§ **Directions**:
(1) Summarize the article on Iran's proposed law on marriage between parents and adopted children in two sentences.
(2) In the records, please start at the line that contains "guest-clock[interactable]: Dec 16" and end with the line that contains "0, 185, 24]". Rewrite only those lines, switching "hamburger" to "three-line" and leaving everything else the same.
--- BEGIN Source extract ---
RELIGIOUS LAW VERSUS SOCIAL REALITY

Number 60 ● 13 October 2013

 

RELIGIOUS LAW VERSUS SOCIAL REALITY: WILL IRAN APPROVE BY LAW MARRIAGE BETWEEN PARENTS AND THEIR ADOPTED CHILDREN?

Raz Zimmt*

 Visual element from the website siasat-e rooz  (29 September 2013)

​A proposed legislation permitting parents to marry their adopted children has stirred  up a frenzied public debate in Iran in recent weeks. The controversial proposed legislation was recently approved by the Majlis and has been referred to the Guardian Council, which has the authority to invalidate laws that are not consistent with the Islamic religious law(Sharia) or the Iranian Constitution. According to article 27 of the proposal, men would be permitted to marry their adopted daughters as soon as they reach age 13, while women would be permitted to marry their adopted sons when they reach 15.
--- END Source extract ---
--- BEGIN Dataset extract ---
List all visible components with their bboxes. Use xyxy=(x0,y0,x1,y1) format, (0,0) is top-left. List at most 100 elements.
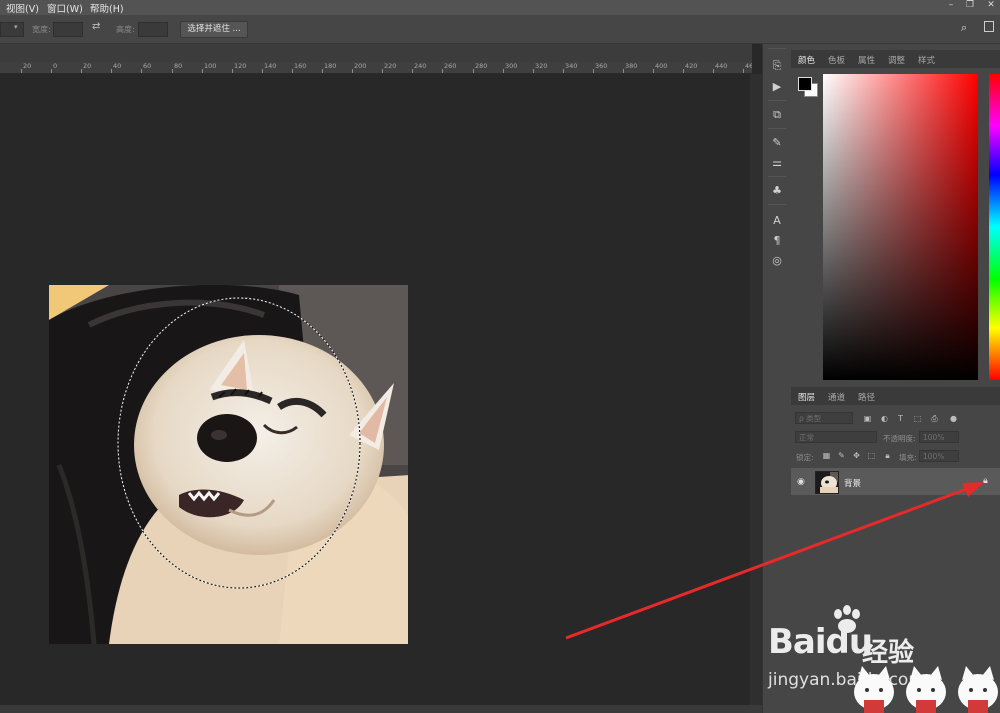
workspace-icon[interactable] xyxy=(984,21,994,32)
horizontal-scrollbar[interactable] xyxy=(0,705,762,713)
style-dropdown[interactable] xyxy=(0,22,24,37)
lock-all-icon[interactable]: 🔒︎ xyxy=(883,451,892,460)
lock-transparent-icon[interactable]: ▦ xyxy=(822,451,831,460)
document-tab-strip xyxy=(0,44,752,62)
tab-paths[interactable]: 路径 xyxy=(858,391,875,403)
width-label: 宽度: xyxy=(32,25,51,34)
select-and-mask-button[interactable]: 选择并遮住 ... xyxy=(180,21,248,38)
close-icon[interactable]: ✕ xyxy=(984,0,998,12)
lock-position-icon[interactable]: ✥ xyxy=(852,451,861,460)
fill-field[interactable]: 100% xyxy=(919,450,959,462)
lock-label: 锁定: xyxy=(796,453,814,462)
restore-icon[interactable]: ❐ xyxy=(963,0,977,12)
divider xyxy=(768,100,786,101)
opacity-field[interactable]: 100% xyxy=(919,431,959,443)
foreground-color-swatch[interactable] xyxy=(798,77,812,91)
smart-object-filter-icon[interactable]: ⎙ xyxy=(930,414,939,423)
ruler-tick xyxy=(563,69,564,73)
ruler-tick-label: 20 xyxy=(83,62,92,70)
history-icon[interactable]: ⎘ xyxy=(770,59,784,73)
tab-layers[interactable]: 图层 xyxy=(798,391,815,403)
ruler-tick-label: 20 xyxy=(23,62,32,70)
ruler-tick-label: 40 xyxy=(113,62,122,70)
color-picker-field[interactable] xyxy=(823,74,978,380)
hue-slider[interactable] xyxy=(989,74,1000,380)
ruler-tick xyxy=(743,69,744,73)
layer-row-background[interactable]: ◉ 背景 🔒︎ xyxy=(791,468,1000,495)
filter-toggle-icon[interactable]: ● xyxy=(949,414,958,423)
layer-thumbnail xyxy=(815,471,839,494)
shape-filter-icon[interactable]: ⬚ xyxy=(913,414,922,423)
menu-window[interactable]: 窗口(W) xyxy=(47,1,83,15)
ruler-tick xyxy=(141,69,142,73)
blend-mode-select[interactable]: 正常 xyxy=(795,431,877,443)
ruler-tick xyxy=(352,69,353,73)
eye-icon[interactable]: ◉ xyxy=(797,477,805,487)
menu-view[interactable]: 视图(V) xyxy=(6,1,39,15)
ruler-tick-label: 320 xyxy=(535,62,548,70)
tab-swatches[interactable]: 色板 xyxy=(828,54,845,66)
tab-channels[interactable]: 通道 xyxy=(828,391,845,403)
brushes-icon[interactable]: ✎ xyxy=(770,136,784,150)
pixel-filter-icon[interactable]: ▣ xyxy=(863,414,872,423)
tab-styles[interactable]: 样式 xyxy=(918,54,935,66)
ruler-tick-label: 220 xyxy=(384,62,397,70)
type-filter-icon[interactable]: T xyxy=(896,414,905,423)
divider xyxy=(768,48,786,49)
menu-help[interactable]: 帮助(H) xyxy=(90,1,124,15)
layer-comps-icon[interactable]: ⧉ xyxy=(770,108,784,122)
search-icon[interactable]: ⌕ xyxy=(961,21,967,35)
menu-bar: 视图(V) 窗口(W) 帮助(H) – ❐ ✕ xyxy=(0,0,1000,15)
tab-color[interactable]: 颜色 xyxy=(798,54,815,66)
layer-filter-kind[interactable]: ρ 类型 xyxy=(795,412,853,424)
elliptical-marquee[interactable] xyxy=(49,285,408,644)
lock-image-icon[interactable]: ✎ xyxy=(837,451,846,460)
ruler-tick-label: 180 xyxy=(324,62,337,70)
canvas-area[interactable] xyxy=(0,74,752,705)
color-panel-tabs: 颜色 色板 属性 调整 样式 xyxy=(791,50,1000,68)
dog-photo xyxy=(49,285,408,644)
ruler-tick-label: 80 xyxy=(174,62,183,70)
ruler-tick-label: 340 xyxy=(565,62,578,70)
tab-properties[interactable]: 属性 xyxy=(858,54,875,66)
ruler-tick xyxy=(412,69,413,73)
cat-mascots xyxy=(854,666,998,713)
ruler-tick xyxy=(473,69,474,73)
ruler-tick-label: 300 xyxy=(505,62,518,70)
ruler-tick xyxy=(322,69,323,73)
height-field[interactable] xyxy=(138,22,168,37)
ruler-tick xyxy=(382,69,383,73)
ruler-tick-label: 360 xyxy=(595,62,608,70)
width-field[interactable] xyxy=(53,22,83,37)
ruler-tick-label: 400 xyxy=(655,62,668,70)
ruler-tick-label: 0 xyxy=(53,62,58,70)
divider xyxy=(768,128,786,129)
ruler-tick xyxy=(262,69,263,73)
ruler-tick-label: 380 xyxy=(625,62,638,70)
lock-icon[interactable]: 🔒︎ xyxy=(983,476,988,486)
glyphs-icon[interactable]: ◎ xyxy=(770,254,784,268)
swap-icon[interactable]: ⇄ xyxy=(92,21,100,32)
ruler-tick xyxy=(623,69,624,73)
ruler-tick-label: 100 xyxy=(204,62,217,70)
adjustment-filter-icon[interactable]: ◐ xyxy=(880,414,889,423)
ruler-tick-label: 280 xyxy=(475,62,488,70)
clone-source-icon[interactable]: ♣ xyxy=(770,184,784,198)
tab-adjustments[interactable]: 调整 xyxy=(888,54,905,66)
play-actions-icon[interactable]: ▶ xyxy=(770,80,784,94)
options-bar: ▾ 宽度: ⇄ 高度: 选择并遮住 ... ⌕ xyxy=(0,15,1000,44)
character-icon[interactable]: A xyxy=(770,214,784,228)
opacity-label: 不透明度: xyxy=(883,434,916,443)
lock-artboard-icon[interactable]: ⬚ xyxy=(867,451,876,460)
paragraph-icon[interactable]: ¶ xyxy=(770,234,784,248)
ruler-tick xyxy=(21,69,22,73)
brush-settings-icon[interactable]: ⚌ xyxy=(770,156,784,170)
ruler-tick xyxy=(533,69,534,73)
minimize-icon[interactable]: – xyxy=(944,0,958,12)
ruler-tick xyxy=(683,69,684,73)
baidu-jingyan-watermark: Baidu 经验 jingyan.baidu.com xyxy=(760,600,1000,713)
layer-name[interactable]: 背景 xyxy=(844,477,861,489)
ruler-tick-label: 240 xyxy=(414,62,427,70)
ruler-tick xyxy=(442,69,443,73)
divider xyxy=(768,176,786,177)
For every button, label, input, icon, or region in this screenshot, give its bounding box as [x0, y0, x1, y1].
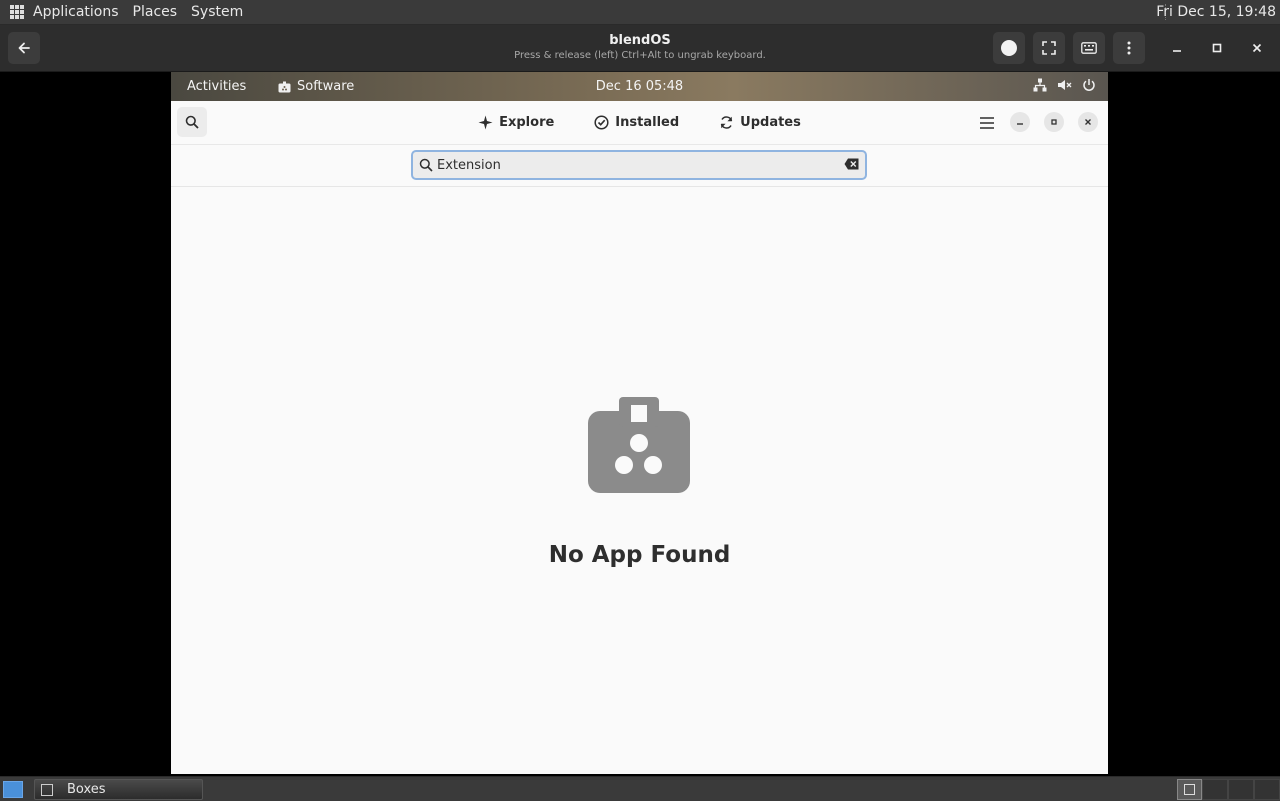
guest-clock[interactable]: Dec 16 05:48	[171, 79, 1108, 94]
app-maximize-button[interactable]	[1044, 112, 1064, 132]
empty-state-title: No App Found	[548, 542, 731, 568]
show-desktop-button[interactable]	[3, 781, 23, 798]
taskbar-window-boxes[interactable]: Boxes	[34, 779, 203, 800]
host-menu-bar: Applications Places System	[0, 0, 250, 24]
maximize-icon	[1051, 119, 1057, 125]
close-icon	[1252, 43, 1262, 53]
guest-display[interactable]: Activities Software Dec 16 05:48 Explore…	[171, 72, 1108, 774]
minimize-icon	[1173, 50, 1181, 52]
tab-installed-label: Installed	[615, 115, 680, 130]
search-bar	[171, 145, 1108, 187]
window-icon	[41, 783, 53, 796]
hamburger-icon	[980, 117, 994, 129]
host-clock[interactable]: Fri Dec 15, 19:48	[1156, 0, 1276, 24]
app-close-button[interactable]	[1078, 112, 1098, 132]
search-input[interactable]	[437, 157, 827, 173]
hamburger-menu-button[interactable]	[980, 114, 994, 133]
search-entry[interactable]	[411, 150, 867, 180]
fullscreen-button[interactable]	[1033, 32, 1065, 64]
applications-grid-icon[interactable]	[10, 5, 24, 19]
tab-explore[interactable]: Explore	[478, 115, 554, 130]
menu-system[interactable]: System	[184, 0, 250, 24]
minimize-icon	[1017, 123, 1023, 125]
tab-installed[interactable]: Installed	[594, 115, 679, 130]
installed-check-icon	[594, 115, 609, 130]
explore-icon	[478, 115, 493, 130]
host-top-panel: Applications Places System Fri Dec 15, 1…	[0, 0, 1280, 25]
maximize-button[interactable]	[1202, 33, 1232, 63]
menu-places[interactable]: Places	[126, 0, 185, 24]
keyboard-button[interactable]	[1073, 32, 1105, 64]
network-wired-icon	[1033, 78, 1047, 92]
close-icon	[1085, 119, 1091, 125]
software-bag-icon	[588, 397, 690, 493]
workspace-4[interactable]	[1254, 779, 1280, 800]
workspace-2[interactable]	[1202, 779, 1228, 800]
minimize-button[interactable]	[1162, 33, 1192, 63]
menu-applications[interactable]: Applications	[26, 0, 126, 24]
search-icon	[419, 158, 433, 172]
workspace-3[interactable]	[1228, 779, 1254, 800]
workspace-window-icon	[1184, 784, 1195, 795]
updates-refresh-icon	[720, 116, 733, 129]
workspace-1[interactable]	[1177, 779, 1202, 800]
menu-button[interactable]	[1113, 32, 1145, 64]
system-tray[interactable]	[1033, 78, 1096, 92]
taskbar-window-label: Boxes	[67, 782, 106, 797]
keyboard-icon	[1081, 42, 1097, 54]
maximize-icon	[1212, 43, 1222, 53]
boxes-header-bar: blendOS Press & release (left) Ctrl+Alt …	[0, 25, 1280, 72]
power-button[interactable]	[993, 32, 1025, 64]
tab-explore-label: Explore	[499, 115, 555, 130]
fullscreen-icon	[1042, 41, 1056, 55]
view-switcher: Explore Installed Updates	[171, 101, 1108, 144]
tab-updates-label: Updates	[740, 115, 801, 130]
tab-updates[interactable]: Updates	[719, 115, 801, 130]
circle-icon	[1001, 40, 1017, 56]
vertical-dots-icon	[1127, 41, 1131, 55]
app-minimize-button[interactable]	[1010, 112, 1030, 132]
power-icon	[1083, 79, 1095, 91]
host-taskbar: Boxes	[0, 776, 1280, 801]
guest-top-bar: Activities Software Dec 16 05:48	[171, 72, 1108, 101]
clear-text-icon[interactable]	[844, 158, 859, 170]
software-header-bar: Explore Installed Updates	[171, 101, 1108, 145]
volume-muted-icon	[1058, 80, 1072, 90]
close-button[interactable]	[1242, 33, 1272, 63]
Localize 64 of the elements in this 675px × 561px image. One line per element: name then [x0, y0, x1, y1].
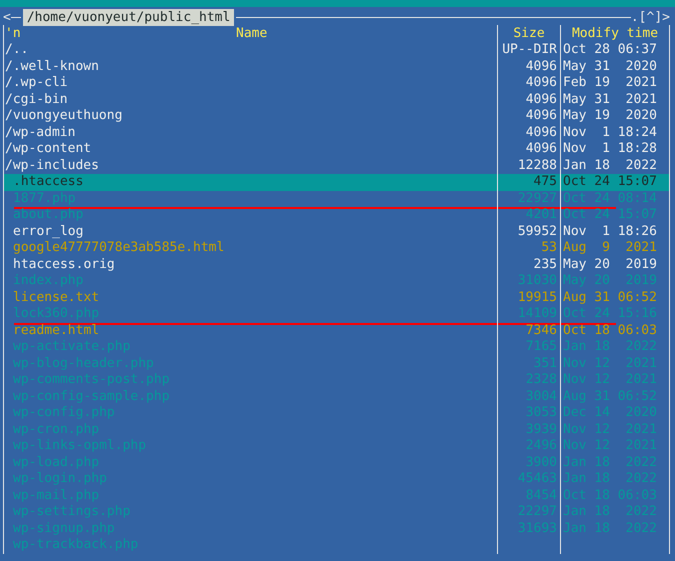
--- END Dataset extract ---
§ **Solution set**:
(1) A proposed law that would let parents marry their adopted children has set off a heated public debate in Iran. The Majlis has approved it and sent it to the Guardian Council, and under its article 27, men could marry adopted daughters from age 13 and women could marry adopted sons from age 15.

(2)
guest-clock[interactable]: Dec 16 05:48	[171, 79, 1108, 94]
app-maximize-button[interactable]	[1044, 112, 1064, 132]
empty-state-title: No App Found	[548, 542, 731, 568]
show-desktop-button[interactable]	[3, 781, 23, 798]
taskbar-window-boxes[interactable]: Boxes	[34, 779, 203, 800]
host-menu-bar: Applications Places System	[0, 0, 250, 24]
maximize-icon	[1051, 119, 1057, 125]
close-icon	[1252, 43, 1262, 53]
guest-display[interactable]: Activities Software Dec 16 05:48 Explore…	[171, 72, 1108, 774]
minimize-icon	[1173, 50, 1181, 52]
tab-installed-label: Installed	[615, 115, 680, 130]
search-bar	[171, 145, 1108, 187]
window-icon	[41, 783, 53, 796]
three-line-icon	[980, 117, 994, 129]
host-clock[interactable]: Fri Dec 15, 19:48	[1156, 0, 1276, 24]
app-close-button[interactable]	[1078, 112, 1098, 132]
search-input[interactable]	[437, 157, 827, 173]
three-line-menu-button[interactable]	[980, 114, 994, 133]
search-entry[interactable]	[411, 150, 867, 180]
fullscreen-button[interactable]	[1033, 32, 1065, 64]
applications-grid-icon[interactable]	[10, 5, 24, 19]
tab-explore[interactable]: Explore	[478, 115, 554, 130]
menu-system[interactable]: System	[184, 0, 250, 24]
minimize-icon	[1017, 123, 1023, 125]
tab-installed[interactable]: Installed	[594, 115, 679, 130]
installed-check-icon	[594, 115, 609, 130]
explore-icon	[478, 115, 493, 130]
host-top-panel: Applications Places System Fri Dec 15, 1…	[0, 0, 1280, 25]
maximize-button[interactable]	[1202, 33, 1232, 63]
menu-places[interactable]: Places	[126, 0, 185, 24]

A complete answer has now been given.